RECORDS SHOWN>

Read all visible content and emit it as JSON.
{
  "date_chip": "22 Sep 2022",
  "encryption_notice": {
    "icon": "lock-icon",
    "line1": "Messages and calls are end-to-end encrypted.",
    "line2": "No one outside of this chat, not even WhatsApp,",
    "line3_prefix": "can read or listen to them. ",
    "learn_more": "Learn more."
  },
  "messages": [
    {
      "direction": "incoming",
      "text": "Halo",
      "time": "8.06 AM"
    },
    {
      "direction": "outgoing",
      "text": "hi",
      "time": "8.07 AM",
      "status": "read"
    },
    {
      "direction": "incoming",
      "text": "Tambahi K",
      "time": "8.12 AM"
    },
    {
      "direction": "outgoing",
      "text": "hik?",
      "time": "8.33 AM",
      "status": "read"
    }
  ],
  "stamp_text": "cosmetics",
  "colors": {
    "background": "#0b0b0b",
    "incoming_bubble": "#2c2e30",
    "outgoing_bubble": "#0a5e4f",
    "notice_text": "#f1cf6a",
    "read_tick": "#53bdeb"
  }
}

WORK REQUIRED> Your task is to return the full listing exactly as it was given.

FULL OUTPUT>
Read all visible content and emit it as JSON.
{
  "date_chip": "22 Sep 2022",
  "encryption_notice": {
    "icon": "lock-icon",
    "line1": "Messages and calls are end-to-end encrypted.",
    "line2": "No one outside of this chat, not even WhatsApp,",
    "line3_prefix": "can read or listen to them. ",
    "learn_more": "Learn more."
  },
  "messages": [
    {
      "direction": "incoming",
      "text": "Halo",
      "time": "8.06 AM"
    },
    {
      "direction": "outgoing",
      "text": "hi",
      "time": "8.07 AM",
      "status": "read"
    },
    {
      "direction": "incoming",
      "text": "Tambahi K",
      "time": "8.12 AM"
    },
    {
      "direction": "outgoing",
      "text": "hik?",
      "time": "8.33 AM",
      "status": "read"
    }
  ],
  "stamp_text": "cosmetics",
  "colors": {
    "background": "#0b0b0b",
    "incoming_bubble": "#2c2e30",
    "outgoing_bubble": "#0a5e4f",
    "notice_text": "#f1cf6a",
    "read_tick": "#53bdeb"
  }
}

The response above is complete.